**What is needed**
Work out how many lines of the listing hold the string "Count". Answer with that number alone.

**Material for this task**
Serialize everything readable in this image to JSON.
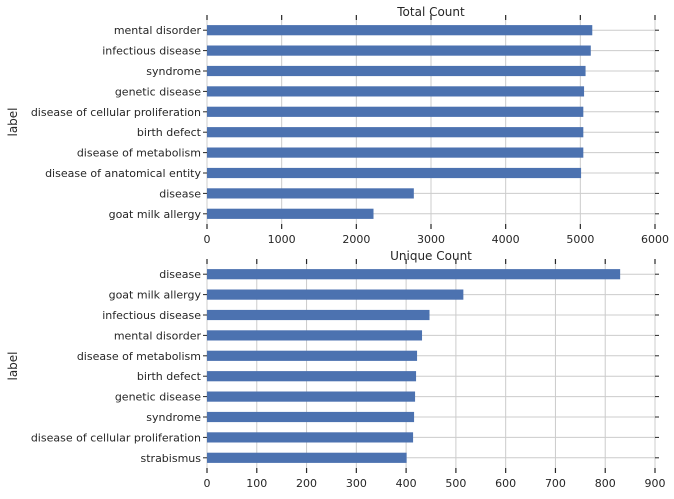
{
  "chart_data": [
    {
      "type": "bar",
      "orientation": "horizontal",
      "title": "Total Count",
      "ylabel": "label",
      "xlabel": "",
      "xlim": [
        0,
        6000
      ],
      "xticks": [
        0,
        1000,
        2000,
        3000,
        4000,
        5000,
        6000
      ],
      "grid": true,
      "bar_color": "#4c72b0",
      "categories": [
        "mental disorder",
        "infectious disease",
        "syndrome",
        "genetic disease",
        "disease of cellular proliferation",
        "birth defect",
        "disease of metabolism",
        "disease of anatomical entity",
        "disease",
        "goat milk allergy"
      ],
      "values": [
        5160,
        5140,
        5070,
        5050,
        5040,
        5040,
        5040,
        5010,
        2770,
        2230
      ]
    },
    {
      "type": "bar",
      "orientation": "horizontal",
      "title": "Unique Count",
      "ylabel": "label",
      "xlabel": "",
      "xlim": [
        0,
        900
      ],
      "xticks": [
        0,
        100,
        200,
        300,
        400,
        500,
        600,
        700,
        800,
        900
      ],
      "grid": true,
      "bar_color": "#4c72b0",
      "categories": [
        "disease",
        "goat milk allergy",
        "infectious disease",
        "mental disorder",
        "disease of metabolism",
        "birth defect",
        "genetic disease",
        "syndrome",
        "disease of cellular proliferation",
        "strabismus"
      ],
      "values": [
        830,
        515,
        447,
        432,
        422,
        420,
        418,
        416,
        414,
        401
      ]
    }
  ]
}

**Problem solution**
2